§ **DATASET ENTRIES**:
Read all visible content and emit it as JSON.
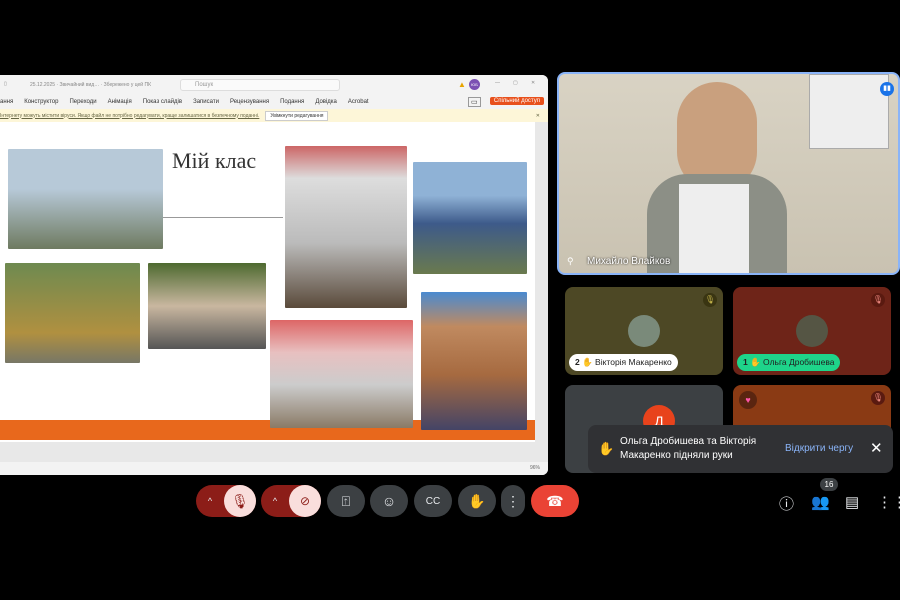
{
  "app_window": {
    "title_path": "25.12.2025 · Звичайний вид… · Збережено у цей ПК",
    "search_placeholder": "Пошук",
    "user_initials": "ЮБ",
    "ribbon_tabs": [
      "ання",
      "Конструктор",
      "Переходи",
      "Анімація",
      "Показ слайдів",
      "Записати",
      "Рецензування",
      "Подання",
      "Довідка",
      "Acrobat"
    ],
    "share_button": "Спільний доступ",
    "warning_text": "Інтернету можуть містити віруси. Якщо файл не потрібно редагувати, краще залишатися в безпечному поданні.",
    "enable_editing": "Увімкнути редагування",
    "zoom_level": "96%"
  },
  "slide": {
    "title": "Мій клас"
  },
  "main_video": {
    "name": "Михайло Влайков"
  },
  "tiles": [
    {
      "name": "Вікторія Макаренко",
      "hand_order": "2"
    },
    {
      "name": "Ольга Дробишева",
      "hand_order": "1"
    },
    {
      "initial": "Д"
    },
    {}
  ],
  "toast": {
    "message": "Ольга Дробишева та Вікторія Макаренко підняли руки",
    "action": "Відкрити чергу"
  },
  "participants_count": "16",
  "colors": {
    "end_call": "#ea4335",
    "muted_bg": "#f9dedc",
    "accent": "#8ab4f8"
  }
}
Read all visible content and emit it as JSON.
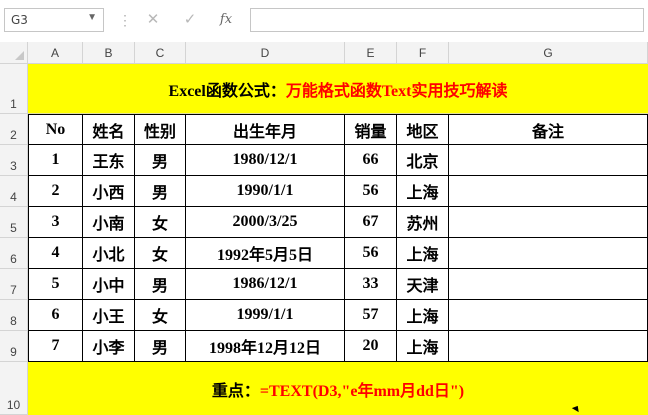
{
  "formula_bar": {
    "name_box": "G3",
    "fx_label": "fx",
    "formula": ""
  },
  "columns": [
    "A",
    "B",
    "C",
    "D",
    "E",
    "F",
    "G"
  ],
  "rows": [
    "1",
    "2",
    "3",
    "4",
    "5",
    "6",
    "7",
    "8",
    "9",
    "10"
  ],
  "sheet": {
    "title_black": "Excel函数公式：",
    "title_red": "万能格式函数Text实用技巧解读",
    "headers": [
      "No",
      "姓名",
      "性别",
      "出生年月",
      "销量",
      "地区",
      "备注"
    ],
    "data": [
      [
        "1",
        "王东",
        "男",
        "1980/12/1",
        "66",
        "北京",
        ""
      ],
      [
        "2",
        "小西",
        "男",
        "1990/1/1",
        "56",
        "上海",
        ""
      ],
      [
        "3",
        "小南",
        "女",
        "2000/3/25",
        "67",
        "苏州",
        ""
      ],
      [
        "4",
        "小北",
        "女",
        "1992年5月5日",
        "56",
        "上海",
        ""
      ],
      [
        "5",
        "小中",
        "男",
        "1986/12/1",
        "33",
        "天津",
        ""
      ],
      [
        "6",
        "小王",
        "女",
        "1999/1/1",
        "57",
        "上海",
        ""
      ],
      [
        "7",
        "小李",
        "男",
        "1998年12月12日",
        "20",
        "上海",
        ""
      ]
    ],
    "note_label": "重点：",
    "note_formula": "=TEXT(D3,\"e年mm月dd日\")"
  },
  "colors": {
    "highlight": "#ffff00",
    "accent_red": "#ff0000"
  }
}
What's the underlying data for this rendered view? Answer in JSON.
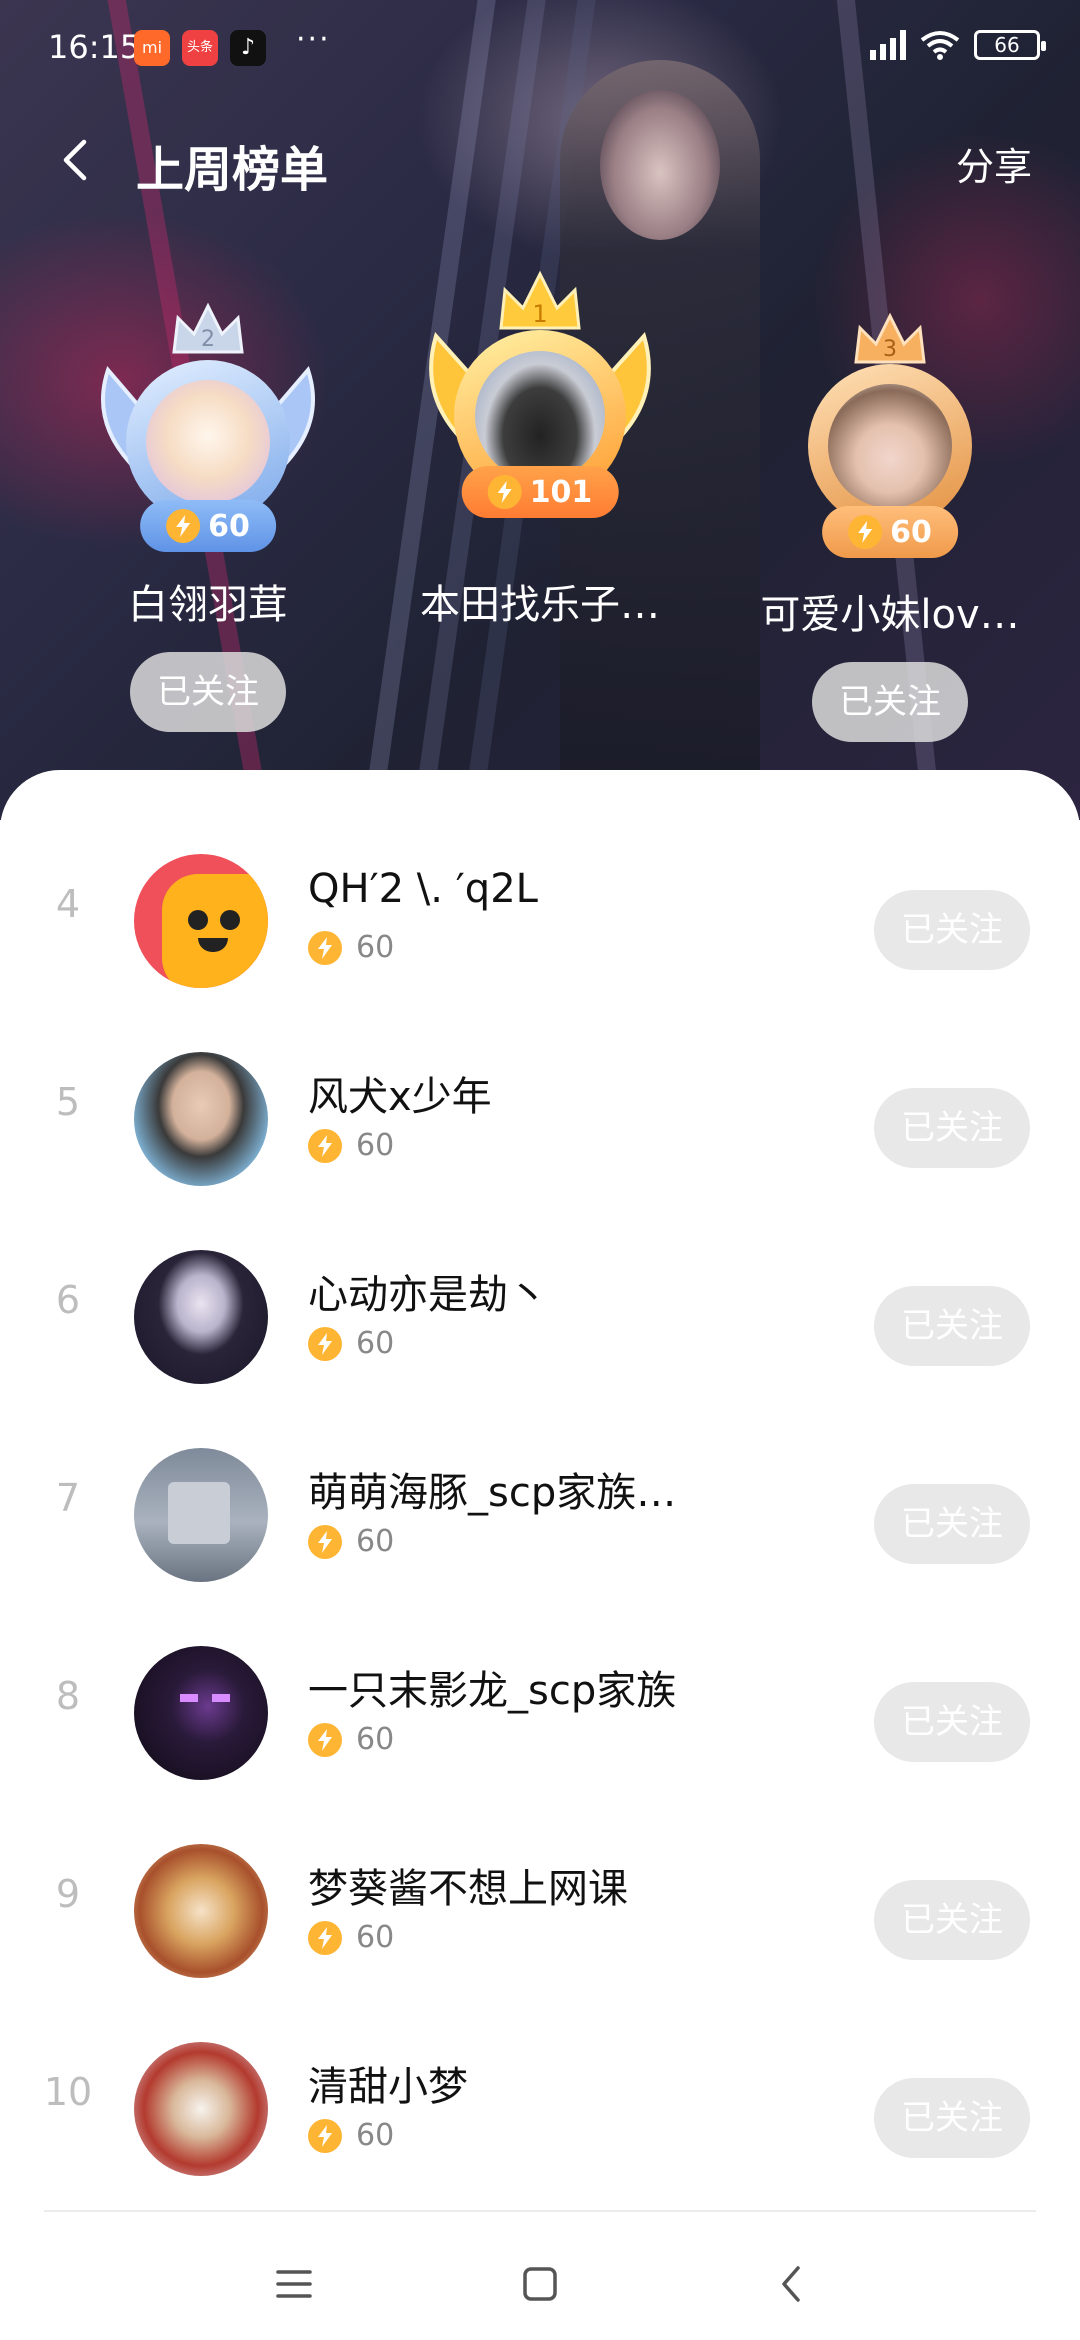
{
  "status_bar": {
    "time": "16:15",
    "apps": [
      {
        "icon": "xiaomi-store-icon",
        "label": "mi",
        "color": "#ff6a2a"
      },
      {
        "icon": "toutiao-icon",
        "label": "头条",
        "color": "#f04142"
      },
      {
        "icon": "douyin-icon",
        "label": "♪",
        "color": "#111111"
      }
    ],
    "more": "···",
    "battery": "66"
  },
  "nav": {
    "title": "上周榜单",
    "share_label": "分享"
  },
  "podium": {
    "first": {
      "rank": "1",
      "name": "本田找乐子…",
      "score": "101"
    },
    "second": {
      "rank": "2",
      "name": "白翎羽茸",
      "score": "60",
      "follow_label": "已关注"
    },
    "third": {
      "rank": "3",
      "name": "可爱小妹lov…",
      "score": "60",
      "follow_label": "已关注"
    }
  },
  "list": [
    {
      "rank": "4",
      "name": "QH′2 \\. ′q2L",
      "score": "60",
      "follow_label": "已关注"
    },
    {
      "rank": "5",
      "name": "风犬x少年",
      "score": "60",
      "follow_label": "已关注"
    },
    {
      "rank": "6",
      "name": "心动亦是劫丶",
      "score": "60",
      "follow_label": "已关注"
    },
    {
      "rank": "7",
      "name": "萌萌海豚_scp家族…",
      "score": "60",
      "follow_label": "已关注"
    },
    {
      "rank": "8",
      "name": "一只末影龙_scp家族",
      "score": "60",
      "follow_label": "已关注"
    },
    {
      "rank": "9",
      "name": "梦葵酱不想上网课",
      "score": "60",
      "follow_label": "已关注"
    },
    {
      "rank": "10",
      "name": "清甜小梦",
      "score": "60",
      "follow_label": "已关注"
    }
  ],
  "colors": {
    "gold": "#ffb534",
    "silver": "#8fb7f0",
    "bronze": "#f2a658",
    "follow_bg": "#e8e8e8"
  }
}
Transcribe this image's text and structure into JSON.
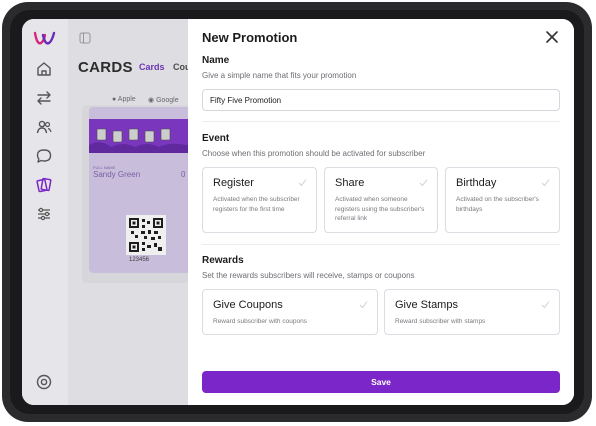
{
  "background_app": {
    "page_title": "CARDS",
    "tabs": [
      "Cards",
      "Cou"
    ],
    "platforms": [
      "Apple",
      "Google"
    ],
    "card": {
      "field_label": "FULL NAME",
      "holder_name": "Sandy Green",
      "stamp_count": "0",
      "code_number": "123456"
    },
    "sidebar_icons": [
      "logo-icon",
      "home-icon",
      "transfer-icon",
      "users-icon",
      "chat-icon",
      "cards-icon",
      "settings-sliders-icon",
      "help-icon"
    ]
  },
  "modal": {
    "title": "New Promotion",
    "name_section": {
      "title": "Name",
      "subtitle": "Give a simple name that fits your promotion",
      "value": "Fifty Five Promotion"
    },
    "event_section": {
      "title": "Event",
      "subtitle": "Choose when this promotion should be activated for subscriber",
      "options": [
        {
          "label": "Register",
          "description": "Activated when the subscriber registers for the first time"
        },
        {
          "label": "Share",
          "description": "Activated when someone registers using the subscriber's referral link"
        },
        {
          "label": "Birthday",
          "description": "Activated on the subscriber's birthdays"
        }
      ]
    },
    "rewards_section": {
      "title": "Rewards",
      "subtitle": "Set the rewards subscribers will receive, stamps or coupons",
      "options": [
        {
          "label": "Give Coupons",
          "description": "Reward subscriber with coupons"
        },
        {
          "label": "Give Stamps",
          "description": "Reward subscriber with stamps"
        }
      ]
    },
    "save_label": "Save"
  },
  "colors": {
    "accent": "#7a26c8",
    "device_frame": "#2b2b2e",
    "card_purple": "#7a2ec7"
  }
}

§ **REQUIREMENTS**: Leave the pictures out and reproduce each record exactly as written.

§ **REPLY**:
Read all visible content and emit it as JSON.
{
  "app_window": {
    "title_path": "25.12.2025 · Звичайний вид… · Збережено у цей ПК",
    "search_placeholder": "Пошук",
    "user_initials": "ЮБ",
    "ribbon_tabs": [
      "ання",
      "Конструктор",
      "Переходи",
      "Анімація",
      "Показ слайдів",
      "Записати",
      "Рецензування",
      "Подання",
      "Довідка",
      "Acrobat"
    ],
    "share_button": "Спільний доступ",
    "warning_text": "Інтернету можуть містити віруси. Якщо файл не потрібно редагувати, краще залишатися в безпечному поданні.",
    "enable_editing": "Увімкнути редагування",
    "zoom_level": "96%"
  },
  "slide": {
    "title": "Мій клас"
  },
  "main_video": {
    "name": "Михайло Влайков"
  },
  "tiles": [
    {
      "name": "Вікторія Макаренко",
      "hand_order": "2"
    },
    {
      "name": "Ольга Дробишева",
      "hand_order": "1"
    },
    {
      "initial": "Д"
    },
    {}
  ],
  "toast": {
    "message": "Ольга Дробишева та Вікторія Макаренко підняли руки",
    "action": "Відкрити чергу"
  },
  "participants_count": "16",
  "colors": {
    "end_call": "#ea4335",
    "muted_bg": "#f9dedc",
    "accent": "#8ab4f8"
  }
}
Read all visible content and emit it as JSON.
{
  "formula_bar": {
    "name_box": "G3",
    "fx_label": "fx",
    "formula": ""
  },
  "columns": [
    "A",
    "B",
    "C",
    "D",
    "E",
    "F",
    "G"
  ],
  "rows": [
    "1",
    "2",
    "3",
    "4",
    "5",
    "6",
    "7",
    "8",
    "9",
    "10"
  ],
  "sheet": {
    "title_black": "Excel函数公式：",
    "title_red": "万能格式函数Text实用技巧解读",
    "headers": [
      "No",
      "姓名",
      "性别",
      "出生年月",
      "销量",
      "地区",
      "备注"
    ],
    "data": [
      [
        "1",
        "王东",
        "男",
        "1980/12/1",
        "66",
        "北京",
        ""
      ],
      [
        "2",
        "小西",
        "男",
        "1990/1/1",
        "56",
        "上海",
        ""
      ],
      [
        "3",
        "小南",
        "女",
        "2000/3/25",
        "67",
        "苏州",
        ""
      ],
      [
        "4",
        "小北",
        "女",
        "1992年5月5日",
        "56",
        "上海",
        ""
      ],
      [
        "5",
        "小中",
        "男",
        "1986/12/1",
        "33",
        "天津",
        ""
      ],
      [
        "6",
        "小王",
        "女",
        "1999/1/1",
        "57",
        "上海",
        ""
      ],
      [
        "7",
        "小李",
        "男",
        "1998年12月12日",
        "20",
        "上海",
        ""
      ]
    ],
    "note_label": "重点：",
    "note_formula": "=TEXT(D3,\"e年mm月dd日\")"
  },
  "colors": {
    "highlight": "#ffff00",
    "accent_red": "#ff0000"
  }
}
What's the underlying data for this rendered view? Answer in JSON.
{
  "status_bar": {
    "time": "16:15",
    "apps": [
      {
        "icon": "xiaomi-store-icon",
        "label": "mi",
        "color": "#ff6a2a"
      },
      {
        "icon": "toutiao-icon",
        "label": "头条",
        "color": "#f04142"
      },
      {
        "icon": "douyin-icon",
        "label": "♪",
        "color": "#111111"
      }
    ],
    "more": "···",
    "battery": "66"
  },
  "nav": {
    "title": "上周榜单",
    "share_label": "分享"
  },
  "podium": {
    "first": {
      "rank": "1",
      "name": "本田找乐子…",
      "score": "101"
    },
    "second": {
      "rank": "2",
      "name": "白翎羽茸",
      "score": "60",
      "follow_label": "已关注"
    },
    "third": {
      "rank": "3",
      "name": "可爱小妹lov…",
      "score": "60",
      "follow_label": "已关注"
    }
  },
  "list": [
    {
      "rank": "4",
      "name": "QH′2 \\. ′q2L",
      "score": "60",
      "follow_label": "已关注"
    },
    {
      "rank": "5",
      "name": "风犬x少年",
      "score": "60",
      "follow_label": "已关注"
    },
    {
      "rank": "6",
      "name": "心动亦是劫丶",
      "score": "60",
      "follow_label": "已关注"
    },
    {
      "rank": "7",
      "name": "萌萌海豚_scp家族…",
      "score": "60",
      "follow_label": "已关注"
    },
    {
      "rank": "8",
      "name": "一只末影龙_scp家族",
      "score": "60",
      "follow_label": "已关注"
    },
    {
      "rank": "9",
      "name": "梦葵酱不想上网课",
      "score": "60",
      "follow_label": "已关注"
    },
    {
      "rank": "10",
      "name": "清甜小梦",
      "score": "60",
      "follow_label": "已关注"
    }
  ],
  "colors": {
    "gold": "#ffb534",
    "silver": "#8fb7f0",
    "bronze": "#f2a658",
    "follow_bg": "#e8e8e8"
  }
}
Transcribe this image's text and structure into JSON.
{
  "background_app": {
    "page_title": "CARDS",
    "tabs": [
      "Cards",
      "Cou"
    ],
    "platforms": [
      "Apple",
      "Google"
    ],
    "card": {
      "field_label": "FULL NAME",
      "holder_name": "Sandy Green",
      "stamp_count": "0",
      "code_number": "123456"
    },
    "sidebar_icons": [
      "logo-icon",
      "home-icon",
      "transfer-icon",
      "users-icon",
      "chat-icon",
      "cards-icon",
      "settings-sliders-icon",
      "help-icon"
    ]
  },
  "modal": {
    "title": "New Promotion",
    "name_section": {
      "title": "Name",
      "subtitle": "Give a simple name that fits your promotion",
      "value": "Fifty Five Promotion"
    },
    "event_section": {
      "title": "Event",
      "subtitle": "Choose when this promotion should be activated for subscriber",
      "options": [
        {
          "label": "Register",
          "description": "Activated when the subscriber registers for the first time"
        },
        {
          "label": "Share",
          "description": "Activated when someone registers using the subscriber's referral link"
        },
        {
          "label": "Birthday",
          "description": "Activated on the subscriber's birthdays"
        }
      ]
    },
    "rewards_section": {
      "title": "Rewards",
      "subtitle": "Set the rewards subscribers will receive, stamps or coupons",
      "options": [
        {
          "label": "Give Coupons",
          "description": "Reward subscriber with coupons"
        },
        {
          "label": "Give Stamps",
          "description": "Reward subscriber with stamps"
        }
      ]
    },
    "save_label": "Save"
  },
  "colors": {
    "accent": "#7a26c8",
    "device_frame": "#2b2b2e",
    "card_purple": "#7a2ec7"
  }
}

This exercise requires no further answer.